# Exercise requirements
Give every line of the data again, unchanged, but with no pictures.
═════ Entries provided ═════
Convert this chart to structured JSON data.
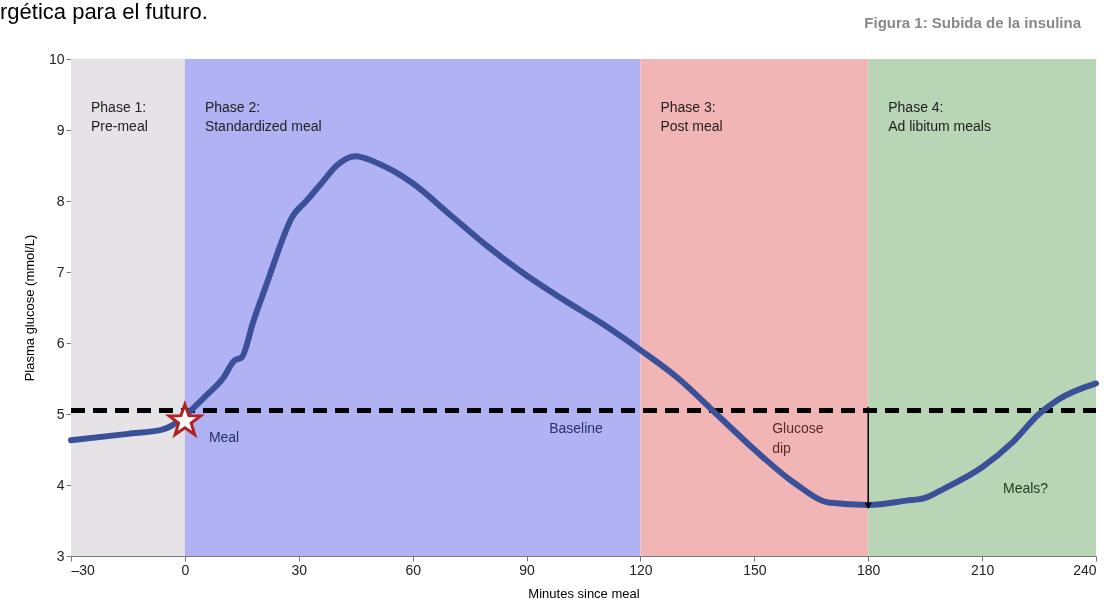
{
  "chart_data": {
    "type": "line",
    "title": "Figura 1: Subida de la insulina",
    "xlabel": "Minutes since meal",
    "ylabel": "Plasma glucose (mmol/L)",
    "x": [
      -30,
      -15,
      -6,
      6,
      10,
      13,
      15,
      18,
      22,
      26,
      28,
      32,
      36,
      40,
      45,
      50,
      55,
      60,
      70,
      80,
      90,
      100,
      110,
      120,
      130,
      140,
      150,
      160,
      170,
      180,
      190,
      195,
      200,
      210,
      218,
      225,
      230,
      240
    ],
    "series": [
      {
        "color": "#3a5199",
        "values": [
          4.63,
          4.72,
          4.78,
          5.28,
          5.5,
          5.75,
          5.8,
          6.3,
          6.9,
          7.5,
          7.75,
          8.0,
          8.25,
          8.5,
          8.63,
          8.55,
          8.42,
          8.25,
          7.8,
          7.35,
          6.95,
          6.6,
          6.27,
          5.9,
          5.5,
          5.0,
          4.5,
          4.05,
          3.75,
          3.72,
          3.78,
          3.82,
          3.95,
          4.25,
          4.6,
          5.0,
          5.2,
          5.43
        ]
      },
      {
        "type": "scatter",
        "marker": "star",
        "color": "#b22222",
        "x": [
          0
        ],
        "values": [
          4.9
        ]
      }
    ],
    "xlim": [
      -30,
      240
    ],
    "ylim": [
      3,
      10
    ],
    "xticks": [
      {
        "value": -30,
        "label": "–30"
      },
      0,
      30,
      60,
      90,
      120,
      150,
      180,
      210,
      240
    ],
    "yticks": [
      3,
      4,
      5,
      6,
      7,
      8,
      9,
      10
    ],
    "grid": false,
    "marker": "none",
    "line_style": "solid",
    "ref_lines": [
      {
        "axis": "y",
        "value": 5.05,
        "label": "Baseline",
        "color": "#000000",
        "line_style": "dashed"
      }
    ],
    "bands": [
      {
        "axis": "x",
        "from": -30,
        "to": 0,
        "label": "Phase 1:\nPre-meal",
        "color": "#e5e3e5"
      },
      {
        "axis": "x",
        "from": 0,
        "to": 120,
        "label": "Phase 2:\nStandardized meal",
        "color": "#b0b2f4"
      },
      {
        "axis": "x",
        "from": 120,
        "to": 180,
        "label": "Phase 3:\nPost meal",
        "color": "#f2b5b5"
      },
      {
        "axis": "x",
        "from": 180,
        "to": 240,
        "label": "Phase 4:\nAd libitum meals",
        "color": "#b8d6b6"
      }
    ],
    "annotations": [
      "rgética para el futuro.",
      {
        "text": "Meal",
        "x": 0,
        "y": 4.9
      },
      "Glucose\ndip",
      "Meals?"
    ]
  }
}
═════
# Expected answer
Convert this chart to structured JSON data.
{
  "chart_data": {
    "type": "line",
    "title": "Figura 1: Subida de la insulina",
    "xlabel": "Minutes since meal",
    "ylabel": "Plasma glucose (mmol/L)",
    "x": [
      -30,
      -15,
      -6,
      6,
      10,
      13,
      15,
      18,
      22,
      26,
      28,
      32,
      36,
      40,
      45,
      50,
      55,
      60,
      70,
      80,
      90,
      100,
      110,
      120,
      130,
      140,
      150,
      160,
      170,
      180,
      190,
      195,
      200,
      210,
      218,
      225,
      230,
      240
    ],
    "series": [
      {
        "color": "#3a5199",
        "values": [
          4.63,
          4.72,
          4.78,
          5.28,
          5.5,
          5.75,
          5.8,
          6.3,
          6.9,
          7.5,
          7.75,
          8.0,
          8.25,
          8.5,
          8.63,
          8.55,
          8.42,
          8.25,
          7.8,
          7.35,
          6.95,
          6.6,
          6.27,
          5.9,
          5.5,
          5.0,
          4.5,
          4.05,
          3.75,
          3.72,
          3.78,
          3.82,
          3.95,
          4.25,
          4.6,
          5.0,
          5.2,
          5.43
        ]
      },
      {
        "type": "scatter",
        "marker": "star",
        "color": "#b22222",
        "x": [
          0
        ],
        "values": [
          4.9
        ]
      }
    ],
    "xlim": [
      -30,
      240
    ],
    "ylim": [
      3,
      10
    ],
    "xticks": [
      {
        "value": -30,
        "label": "–30"
      },
      0,
      30,
      60,
      90,
      120,
      150,
      180,
      210,
      240
    ],
    "yticks": [
      3,
      4,
      5,
      6,
      7,
      8,
      9,
      10
    ],
    "grid": false,
    "marker": "none",
    "line_style": "solid",
    "ref_lines": [
      {
        "axis": "y",
        "value": 5.05,
        "label": "Baseline",
        "color": "#000000",
        "line_style": "dashed"
      }
    ],
    "bands": [
      {
        "axis": "x",
        "from": -30,
        "to": 0,
        "label": "Phase 1:\nPre-meal",
        "color": "#e5e3e5"
      },
      {
        "axis": "x",
        "from": 0,
        "to": 120,
        "label": "Phase 2:\nStandardized meal",
        "color": "#b0b2f4"
      },
      {
        "axis": "x",
        "from": 120,
        "to": 180,
        "label": "Phase 3:\nPost meal",
        "color": "#f2b5b5"
      },
      {
        "axis": "x",
        "from": 180,
        "to": 240,
        "label": "Phase 4:\nAd libitum meals",
        "color": "#b8d6b6"
      }
    ],
    "annotations": [
      "rgética para el futuro.",
      {
        "text": "Meal",
        "x": 0,
        "y": 4.9
      },
      "Glucose\ndip",
      "Meals?"
    ]
  }
}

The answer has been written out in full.